AIM OF THE TASK =
Take every line from the listing below that includes "icon" and copy it.

SOURCE RECORDS =

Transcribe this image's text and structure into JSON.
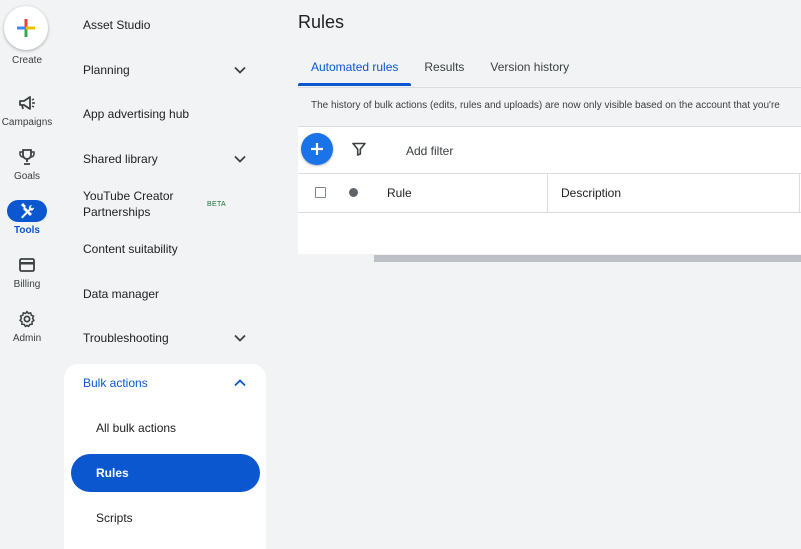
{
  "rail": {
    "create_label": "Create",
    "items": [
      {
        "label": "Campaigns",
        "icon": "megaphone-icon"
      },
      {
        "label": "Goals",
        "icon": "trophy-icon"
      },
      {
        "label": "Tools",
        "icon": "tools-icon",
        "active": true
      },
      {
        "label": "Billing",
        "icon": "credit-card-icon"
      },
      {
        "label": "Admin",
        "icon": "gear-icon"
      }
    ]
  },
  "nav": {
    "items": [
      {
        "label": "Asset Studio"
      },
      {
        "label": "Planning",
        "expandable": true
      },
      {
        "label": "App advertising hub"
      },
      {
        "label": "Shared library",
        "expandable": true
      },
      {
        "label": "YouTube Creator Partnerships",
        "badge": "BETA"
      },
      {
        "label": "Content suitability"
      },
      {
        "label": "Data manager"
      },
      {
        "label": "Troubleshooting",
        "expandable": true
      }
    ],
    "group": {
      "label": "Bulk actions",
      "items": [
        {
          "label": "All bulk actions"
        },
        {
          "label": "Rules",
          "selected": true
        },
        {
          "label": "Scripts"
        }
      ]
    }
  },
  "main": {
    "title": "Rules",
    "tabs": [
      {
        "label": "Automated rules",
        "active": true
      },
      {
        "label": "Results"
      },
      {
        "label": "Version history"
      }
    ],
    "notice": "The history of bulk actions (edits, rules and uploads) are now only visible based on the account that you're",
    "toolbar": {
      "add_filter": "Add filter"
    },
    "table": {
      "columns": [
        "Rule",
        "Description"
      ]
    }
  },
  "colors": {
    "accent": "#0b57d0",
    "background": "#f1f3f4"
  }
}
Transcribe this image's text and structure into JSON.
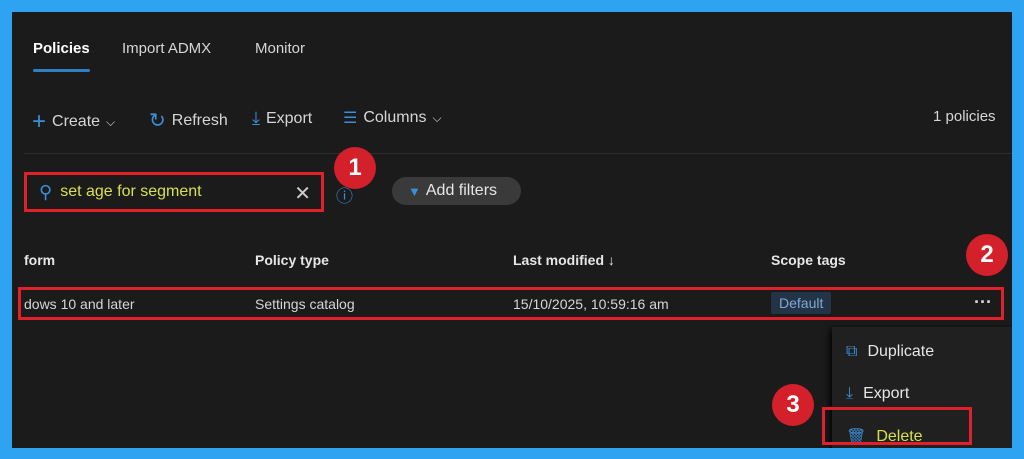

THE SOLUTION =
        "icon": "megaphone-icon"
        "icon": "trophy-icon"
        "icon": "tools-icon",
        "icon": "credit-card-icon"
        "icon": "gear-icon"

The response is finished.